THE REQUEST: Each record below should appear again exactly as written.

EXTRACTED RECORDS:
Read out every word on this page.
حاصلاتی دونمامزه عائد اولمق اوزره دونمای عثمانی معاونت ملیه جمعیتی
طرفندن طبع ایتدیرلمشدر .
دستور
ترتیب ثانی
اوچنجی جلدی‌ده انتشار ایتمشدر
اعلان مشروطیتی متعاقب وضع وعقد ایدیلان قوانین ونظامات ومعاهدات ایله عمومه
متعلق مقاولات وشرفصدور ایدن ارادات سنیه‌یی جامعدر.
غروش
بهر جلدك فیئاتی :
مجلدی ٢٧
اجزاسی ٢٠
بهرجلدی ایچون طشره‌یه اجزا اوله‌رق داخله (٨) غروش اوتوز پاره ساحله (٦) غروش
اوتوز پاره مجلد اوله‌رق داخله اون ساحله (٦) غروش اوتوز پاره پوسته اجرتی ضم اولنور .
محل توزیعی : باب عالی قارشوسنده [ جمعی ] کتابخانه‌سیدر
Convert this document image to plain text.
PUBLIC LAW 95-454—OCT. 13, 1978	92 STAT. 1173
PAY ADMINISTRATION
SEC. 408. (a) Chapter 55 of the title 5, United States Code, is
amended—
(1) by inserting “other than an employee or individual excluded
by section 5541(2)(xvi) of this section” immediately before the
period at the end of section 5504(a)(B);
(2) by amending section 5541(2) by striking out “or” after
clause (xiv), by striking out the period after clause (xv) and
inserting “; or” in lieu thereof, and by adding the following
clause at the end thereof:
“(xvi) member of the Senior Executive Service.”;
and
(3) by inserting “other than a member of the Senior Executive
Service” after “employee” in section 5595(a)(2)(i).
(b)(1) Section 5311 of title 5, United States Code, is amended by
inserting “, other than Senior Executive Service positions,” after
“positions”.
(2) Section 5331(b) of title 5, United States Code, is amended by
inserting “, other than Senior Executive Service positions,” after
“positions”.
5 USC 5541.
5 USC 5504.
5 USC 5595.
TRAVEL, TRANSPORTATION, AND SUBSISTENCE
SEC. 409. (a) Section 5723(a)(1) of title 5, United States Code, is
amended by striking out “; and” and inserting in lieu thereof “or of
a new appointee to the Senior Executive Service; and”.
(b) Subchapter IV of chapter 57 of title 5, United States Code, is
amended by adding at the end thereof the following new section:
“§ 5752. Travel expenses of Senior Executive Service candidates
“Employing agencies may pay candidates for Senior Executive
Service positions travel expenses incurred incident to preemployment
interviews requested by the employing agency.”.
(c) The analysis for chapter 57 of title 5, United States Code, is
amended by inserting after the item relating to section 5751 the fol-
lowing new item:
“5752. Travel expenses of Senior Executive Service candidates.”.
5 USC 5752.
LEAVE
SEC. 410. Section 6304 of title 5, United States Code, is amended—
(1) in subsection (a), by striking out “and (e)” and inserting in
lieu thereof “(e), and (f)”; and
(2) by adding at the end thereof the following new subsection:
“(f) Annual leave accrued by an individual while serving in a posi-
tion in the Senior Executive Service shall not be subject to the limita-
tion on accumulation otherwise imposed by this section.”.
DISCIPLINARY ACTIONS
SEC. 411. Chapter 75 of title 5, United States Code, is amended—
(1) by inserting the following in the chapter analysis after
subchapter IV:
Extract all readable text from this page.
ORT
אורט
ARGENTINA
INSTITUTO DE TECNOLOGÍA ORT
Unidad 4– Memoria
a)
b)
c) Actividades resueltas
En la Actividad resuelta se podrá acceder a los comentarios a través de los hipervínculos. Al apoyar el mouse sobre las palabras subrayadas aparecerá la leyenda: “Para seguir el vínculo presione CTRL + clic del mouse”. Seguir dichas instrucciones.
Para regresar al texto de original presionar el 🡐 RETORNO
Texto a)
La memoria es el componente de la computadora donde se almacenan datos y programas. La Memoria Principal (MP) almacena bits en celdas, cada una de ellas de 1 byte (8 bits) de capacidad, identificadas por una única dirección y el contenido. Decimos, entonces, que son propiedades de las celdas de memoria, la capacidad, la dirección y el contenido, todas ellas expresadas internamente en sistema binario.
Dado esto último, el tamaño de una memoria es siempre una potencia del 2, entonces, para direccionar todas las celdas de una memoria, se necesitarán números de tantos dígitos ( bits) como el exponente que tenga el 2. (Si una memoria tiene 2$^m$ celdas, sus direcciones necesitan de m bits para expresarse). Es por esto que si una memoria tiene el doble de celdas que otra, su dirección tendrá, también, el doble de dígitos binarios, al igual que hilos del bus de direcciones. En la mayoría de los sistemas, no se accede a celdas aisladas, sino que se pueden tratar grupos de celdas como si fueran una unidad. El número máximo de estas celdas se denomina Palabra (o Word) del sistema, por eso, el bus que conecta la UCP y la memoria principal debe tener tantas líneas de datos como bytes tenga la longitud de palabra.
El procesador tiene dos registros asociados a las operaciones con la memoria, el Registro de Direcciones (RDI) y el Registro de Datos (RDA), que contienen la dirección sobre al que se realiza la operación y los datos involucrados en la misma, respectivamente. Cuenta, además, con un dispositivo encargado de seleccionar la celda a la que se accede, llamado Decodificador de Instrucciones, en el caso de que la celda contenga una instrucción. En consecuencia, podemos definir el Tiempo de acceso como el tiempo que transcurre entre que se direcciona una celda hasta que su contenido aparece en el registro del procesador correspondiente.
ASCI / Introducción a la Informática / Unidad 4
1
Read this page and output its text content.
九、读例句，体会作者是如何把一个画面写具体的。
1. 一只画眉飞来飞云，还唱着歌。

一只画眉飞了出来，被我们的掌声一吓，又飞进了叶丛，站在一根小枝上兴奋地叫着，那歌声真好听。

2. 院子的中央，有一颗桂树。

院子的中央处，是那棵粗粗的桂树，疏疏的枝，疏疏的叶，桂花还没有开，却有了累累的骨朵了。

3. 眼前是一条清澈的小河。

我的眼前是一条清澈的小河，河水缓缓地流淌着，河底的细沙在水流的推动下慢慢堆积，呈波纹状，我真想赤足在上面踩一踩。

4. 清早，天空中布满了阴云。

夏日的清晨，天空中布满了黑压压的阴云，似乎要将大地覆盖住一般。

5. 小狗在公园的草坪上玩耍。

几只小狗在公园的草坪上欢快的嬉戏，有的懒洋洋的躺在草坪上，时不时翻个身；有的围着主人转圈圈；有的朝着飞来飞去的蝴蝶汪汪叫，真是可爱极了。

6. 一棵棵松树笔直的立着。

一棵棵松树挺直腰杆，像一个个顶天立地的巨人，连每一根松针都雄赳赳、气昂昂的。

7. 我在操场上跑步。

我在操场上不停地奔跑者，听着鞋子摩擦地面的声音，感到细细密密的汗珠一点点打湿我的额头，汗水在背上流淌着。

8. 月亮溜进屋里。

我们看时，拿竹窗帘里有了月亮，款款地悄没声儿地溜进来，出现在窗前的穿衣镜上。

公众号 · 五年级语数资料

PROBLEM SOLUTION:
Read out every word on this page.
حاصلاتی دونمامزه عائد اولمق اوزره دونمای عثمانی معاونت ملیه جمعیتی
طرفندن طبع ایتدیرلمشدر .
دستور
ترتیب ثانی
اوچنجی جلدی‌ده انتشار ایتمشدر
اعلان مشروطیتی متعاقب وضع وعقد ایدیلان قوانین ونظامات ومعاهدات ایله عمومه
متعلق مقاولات وشرفصدور ایدن ارادات سنیه‌یی جامعدر.
غروش
بهر جلدك فیئاتی :
مجلدی ٢٧
اجزاسی ٢٠
بهرجلدی ایچون طشره‌یه اجزا اوله‌رق داخله (٨) غروش اوتوز پاره ساحله (٦) غروش
اوتوز پاره مجلد اوله‌رق داخله اون ساحله (٦) غروش اوتوز پاره پوسته اجرتی ضم اولنور .
محل توزیعی : باب عالی قارشوسنده [ جمعی ] کتابخانه‌سیدر
Convert this document image to plain text.
PUBLIC LAW 95-454—OCT. 13, 1978	92 STAT. 1173
PAY ADMINISTRATION
SEC. 408. (a) Chapter 55 of the title 5, United States Code, is
amended—
(1) by inserting “other than an employee or individual excluded
by section 5541(2)(xvi) of this section” immediately before the
period at the end of section 5504(a)(B);
(2) by amending section 5541(2) by striking out “or” after
clause (xiv), by striking out the period after clause (xv) and
inserting “; or” in lieu thereof, and by adding the following
clause at the end thereof:
“(xvi) member of the Senior Executive Service.”;
and
(3) by inserting “other than a member of the Senior Executive
Service” after “employee” in section 5595(a)(2)(i).
(b)(1) Section 5311 of title 5, United States Code, is amended by
inserting “, other than Senior Executive Service positions,” after
“positions”.
(2) Section 5331(b) of title 5, United States Code, is amended by
inserting “, other than Senior Executive Service positions,” after
“positions”.
5 USC 5541.
5 USC 5504.
5 USC 5595.
TRAVEL, TRANSPORTATION, AND SUBSISTENCE
SEC. 409. (a) Section 5723(a)(1) of title 5, United States Code, is
amended by striking out “; and” and inserting in lieu thereof “or of
a new appointee to the Senior Executive Service; and”.
(b) Subchapter IV of chapter 57 of title 5, United States Code, is
amended by adding at the end thereof the following new section:
“§ 5752. Travel expenses of Senior Executive Service candidates
“Employing agencies may pay candidates for Senior Executive
Service positions travel expenses incurred incident to preemployment
interviews requested by the employing agency.”.
(c) The analysis for chapter 57 of title 5, United States Code, is
amended by inserting after the item relating to section 5751 the fol-
lowing new item:
“5752. Travel expenses of Senior Executive Service candidates.”.
5 USC 5752.
LEAVE
SEC. 410. Section 6304 of title 5, United States Code, is amended—
(1) in subsection (a), by striking out “and (e)” and inserting in
lieu thereof “(e), and (f)”; and
(2) by adding at the end thereof the following new subsection:
“(f) Annual leave accrued by an individual while serving in a posi-
tion in the Senior Executive Service shall not be subject to the limita-
tion on accumulation otherwise imposed by this section.”.
DISCIPLINARY ACTIONS
SEC. 411. Chapter 75 of title 5, United States Code, is amended—
(1) by inserting the following in the chapter analysis after
subchapter IV:
Extract all readable text from this page.
ORT
אורט
ARGENTINA
INSTITUTO DE TECNOLOGÍA ORT
Unidad 4– Memoria
a)
b)
c) Actividades resueltas
En la Actividad resuelta se podrá acceder a los comentarios a través de los hipervínculos. Al apoyar el mouse sobre las palabras subrayadas aparecerá la leyenda: “Para seguir el vínculo presione CTRL + clic del mouse”. Seguir dichas instrucciones.
Para regresar al texto de original presionar el 🡐 RETORNO
Texto a)
La memoria es el componente de la computadora donde se almacenan datos y programas. La Memoria Principal (MP) almacena bits en celdas, cada una de ellas de 1 byte (8 bits) de capacidad, identificadas por una única dirección y el contenido. Decimos, entonces, que son propiedades de las celdas de memoria, la capacidad, la dirección y el contenido, todas ellas expresadas internamente en sistema binario.
Dado esto último, el tamaño de una memoria es siempre una potencia del 2, entonces, para direccionar todas las celdas de una memoria, se necesitarán números de tantos dígitos ( bits) como el exponente que tenga el 2. (Si una memoria tiene 2$^m$ celdas, sus direcciones necesitan de m bits para expresarse). Es por esto que si una memoria tiene el doble de celdas que otra, su dirección tendrá, también, el doble de dígitos binarios, al igual que hilos del bus de direcciones. En la mayoría de los sistemas, no se accede a celdas aisladas, sino que se pueden tratar grupos de celdas como si fueran una unidad. El número máximo de estas celdas se denomina Palabra (o Word) del sistema, por eso, el bus que conecta la UCP y la memoria principal debe tener tantas líneas de datos como bytes tenga la longitud de palabra.
El procesador tiene dos registros asociados a las operaciones con la memoria, el Registro de Direcciones (RDI) y el Registro de Datos (RDA), que contienen la dirección sobre al que se realiza la operación y los datos involucrados en la misma, respectivamente. Cuenta, además, con un dispositivo encargado de seleccionar la celda a la que se accede, llamado Decodificador de Instrucciones, en el caso de que la celda contenga una instrucción. En consecuencia, podemos definir el Tiempo de acceso como el tiempo que transcurre entre que se direcciona una celda hasta que su contenido aparece en el registro del procesador correspondiente.
ASCI / Introducción a la Informática / Unidad 4
1
Read this page and output its text content.
九、读例句，体会作者是如何把一个画面写具体的。
1. 一只画眉飞来飞云，还唱着歌。

一只画眉飞了出来，被我们的掌声一吓，又飞进了叶丛，站在一根小枝上兴奋地叫着，那歌声真好听。

2. 院子的中央，有一颗桂树。

院子的中央处，是那棵粗粗的桂树，疏疏的枝，疏疏的叶，桂花还没有开，却有了累累的骨朵了。

3. 眼前是一条清澈的小河。

我的眼前是一条清澈的小河，河水缓缓地流淌着，河底的细沙在水流的推动下慢慢堆积，呈波纹状，我真想赤足在上面踩一踩。

4. 清早，天空中布满了阴云。

夏日的清晨，天空中布满了黑压压的阴云，似乎要将大地覆盖住一般。

5. 小狗在公园的草坪上玩耍。

几只小狗在公园的草坪上欢快的嬉戏，有的懒洋洋的躺在草坪上，时不时翻个身；有的围着主人转圈圈；有的朝着飞来飞去的蝴蝶汪汪叫，真是可爱极了。

6. 一棵棵松树笔直的立着。

一棵棵松树挺直腰杆，像一个个顶天立地的巨人，连每一根松针都雄赳赳、气昂昂的。

7. 我在操场上跑步。

我在操场上不停地奔跑者，听着鞋子摩擦地面的声音，感到细细密密的汗珠一点点打湿我的额头，汗水在背上流淌着。

8. 月亮溜进屋里。

我们看时，拿竹窗帘里有了月亮，款款地悄没声儿地溜进来，出现在窗前的穿衣镜上。

公众号 · 五年级语数资料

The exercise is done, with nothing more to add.